[Records that describe figures]

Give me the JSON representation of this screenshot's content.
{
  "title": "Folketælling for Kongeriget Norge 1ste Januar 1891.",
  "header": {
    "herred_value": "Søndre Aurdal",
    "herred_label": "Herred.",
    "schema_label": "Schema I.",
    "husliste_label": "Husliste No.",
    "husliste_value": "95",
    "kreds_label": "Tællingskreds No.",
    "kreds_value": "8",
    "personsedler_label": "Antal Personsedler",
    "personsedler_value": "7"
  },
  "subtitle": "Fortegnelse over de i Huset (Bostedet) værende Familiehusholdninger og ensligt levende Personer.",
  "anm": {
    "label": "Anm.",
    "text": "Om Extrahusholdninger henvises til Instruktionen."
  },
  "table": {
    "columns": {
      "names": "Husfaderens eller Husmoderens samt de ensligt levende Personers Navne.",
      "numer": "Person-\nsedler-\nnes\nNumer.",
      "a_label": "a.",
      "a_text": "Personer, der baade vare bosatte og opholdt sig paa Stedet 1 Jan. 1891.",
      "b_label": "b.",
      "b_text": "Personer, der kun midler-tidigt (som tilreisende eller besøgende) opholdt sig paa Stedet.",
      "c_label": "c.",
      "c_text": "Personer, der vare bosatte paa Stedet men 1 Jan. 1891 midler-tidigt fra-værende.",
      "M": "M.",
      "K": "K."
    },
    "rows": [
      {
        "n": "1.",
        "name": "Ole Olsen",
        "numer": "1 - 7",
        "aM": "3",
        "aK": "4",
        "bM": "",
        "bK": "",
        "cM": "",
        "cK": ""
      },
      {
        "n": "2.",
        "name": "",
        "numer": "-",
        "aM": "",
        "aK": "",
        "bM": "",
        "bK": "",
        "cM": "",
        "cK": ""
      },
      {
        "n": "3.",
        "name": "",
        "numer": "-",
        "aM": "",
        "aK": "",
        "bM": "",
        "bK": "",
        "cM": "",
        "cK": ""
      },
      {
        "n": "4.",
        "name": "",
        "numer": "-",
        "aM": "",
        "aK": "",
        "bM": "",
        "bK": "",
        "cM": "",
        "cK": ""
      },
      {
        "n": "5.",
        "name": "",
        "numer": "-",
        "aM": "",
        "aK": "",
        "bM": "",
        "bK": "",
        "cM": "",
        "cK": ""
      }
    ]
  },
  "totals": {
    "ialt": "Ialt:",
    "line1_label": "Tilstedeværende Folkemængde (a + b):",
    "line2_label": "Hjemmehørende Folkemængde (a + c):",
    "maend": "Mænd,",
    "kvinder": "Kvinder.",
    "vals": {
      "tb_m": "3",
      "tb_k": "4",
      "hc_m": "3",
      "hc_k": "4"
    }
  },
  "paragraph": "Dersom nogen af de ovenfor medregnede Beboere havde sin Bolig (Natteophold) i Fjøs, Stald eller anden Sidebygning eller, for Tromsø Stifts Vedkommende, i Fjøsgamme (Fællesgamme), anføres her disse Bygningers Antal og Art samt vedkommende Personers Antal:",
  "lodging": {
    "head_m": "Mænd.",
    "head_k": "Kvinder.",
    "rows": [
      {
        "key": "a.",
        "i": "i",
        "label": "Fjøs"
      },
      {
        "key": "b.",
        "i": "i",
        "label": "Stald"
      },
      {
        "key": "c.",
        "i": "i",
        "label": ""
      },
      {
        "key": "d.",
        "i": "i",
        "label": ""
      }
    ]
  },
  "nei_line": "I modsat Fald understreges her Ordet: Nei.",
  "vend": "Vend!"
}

--

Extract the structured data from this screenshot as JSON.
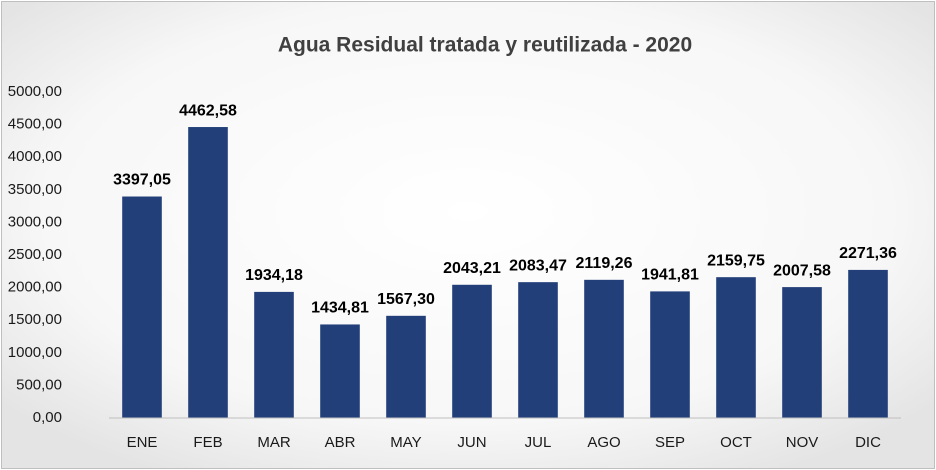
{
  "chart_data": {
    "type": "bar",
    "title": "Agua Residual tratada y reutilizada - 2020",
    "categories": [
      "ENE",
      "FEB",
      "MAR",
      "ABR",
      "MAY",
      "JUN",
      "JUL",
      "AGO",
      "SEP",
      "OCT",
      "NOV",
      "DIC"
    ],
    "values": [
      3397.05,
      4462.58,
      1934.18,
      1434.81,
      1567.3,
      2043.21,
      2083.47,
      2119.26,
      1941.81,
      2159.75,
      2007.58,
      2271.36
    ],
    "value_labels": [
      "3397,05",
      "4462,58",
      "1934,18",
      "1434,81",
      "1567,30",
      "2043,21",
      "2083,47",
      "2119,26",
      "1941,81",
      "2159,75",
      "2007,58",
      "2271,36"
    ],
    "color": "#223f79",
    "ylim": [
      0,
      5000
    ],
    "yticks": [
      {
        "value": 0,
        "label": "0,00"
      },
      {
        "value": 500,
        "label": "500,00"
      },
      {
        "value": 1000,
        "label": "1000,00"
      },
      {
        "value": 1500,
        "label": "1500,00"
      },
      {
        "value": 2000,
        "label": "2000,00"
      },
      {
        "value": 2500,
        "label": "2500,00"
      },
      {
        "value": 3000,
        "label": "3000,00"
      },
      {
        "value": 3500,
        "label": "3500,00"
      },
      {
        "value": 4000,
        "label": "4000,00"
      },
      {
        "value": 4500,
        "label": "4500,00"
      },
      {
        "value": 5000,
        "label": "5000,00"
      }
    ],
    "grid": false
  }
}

» **AIM**: Determine how many lines include the string "bosatte". Give no answer but the number.

» **RESULT**: 2